### Record set:
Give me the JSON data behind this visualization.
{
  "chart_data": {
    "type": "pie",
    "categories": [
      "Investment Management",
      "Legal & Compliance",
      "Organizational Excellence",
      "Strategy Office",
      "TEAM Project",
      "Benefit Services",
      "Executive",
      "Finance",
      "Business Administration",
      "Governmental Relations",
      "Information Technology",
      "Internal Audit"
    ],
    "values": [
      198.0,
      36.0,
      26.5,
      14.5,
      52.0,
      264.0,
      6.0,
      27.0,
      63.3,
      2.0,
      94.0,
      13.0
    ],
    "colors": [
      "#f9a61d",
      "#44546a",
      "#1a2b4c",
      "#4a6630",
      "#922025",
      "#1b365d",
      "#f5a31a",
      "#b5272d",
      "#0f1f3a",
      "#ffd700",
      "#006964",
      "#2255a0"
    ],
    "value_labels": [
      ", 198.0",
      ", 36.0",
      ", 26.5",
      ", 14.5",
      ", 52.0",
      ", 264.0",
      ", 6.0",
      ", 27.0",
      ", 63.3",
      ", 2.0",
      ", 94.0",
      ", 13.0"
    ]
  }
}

### Problem statement:
Please reproduce every line of the material word for word.

### Written solution:
Give me the JSON data behind this visualization.
{
  "chart_data": {
    "type": "pie",
    "categories": [
      "Investment Management",
      "Legal & Compliance",
      "Organizational Excellence",
      "Strategy Office",
      "TEAM Project",
      "Benefit Services",
      "Executive",
      "Finance",
      "Business Administration",
      "Governmental Relations",
      "Information Technology",
      "Internal Audit"
    ],
    "values": [
      198.0,
      36.0,
      26.5,
      14.5,
      52.0,
      264.0,
      6.0,
      27.0,
      63.3,
      2.0,
      94.0,
      13.0
    ],
    "colors": [
      "#f9a61d",
      "#44546a",
      "#1a2b4c",
      "#4a6630",
      "#922025",
      "#1b365d",
      "#f5a31a",
      "#b5272d",
      "#0f1f3a",
      "#ffd700",
      "#006964",
      "#2255a0"
    ],
    "value_labels": [
      ", 198.0",
      ", 36.0",
      ", 26.5",
      ", 14.5",
      ", 52.0",
      ", 264.0",
      ", 6.0",
      ", 27.0",
      ", 63.3",
      ", 2.0",
      ", 94.0",
      ", 13.0"
    ]
  }
}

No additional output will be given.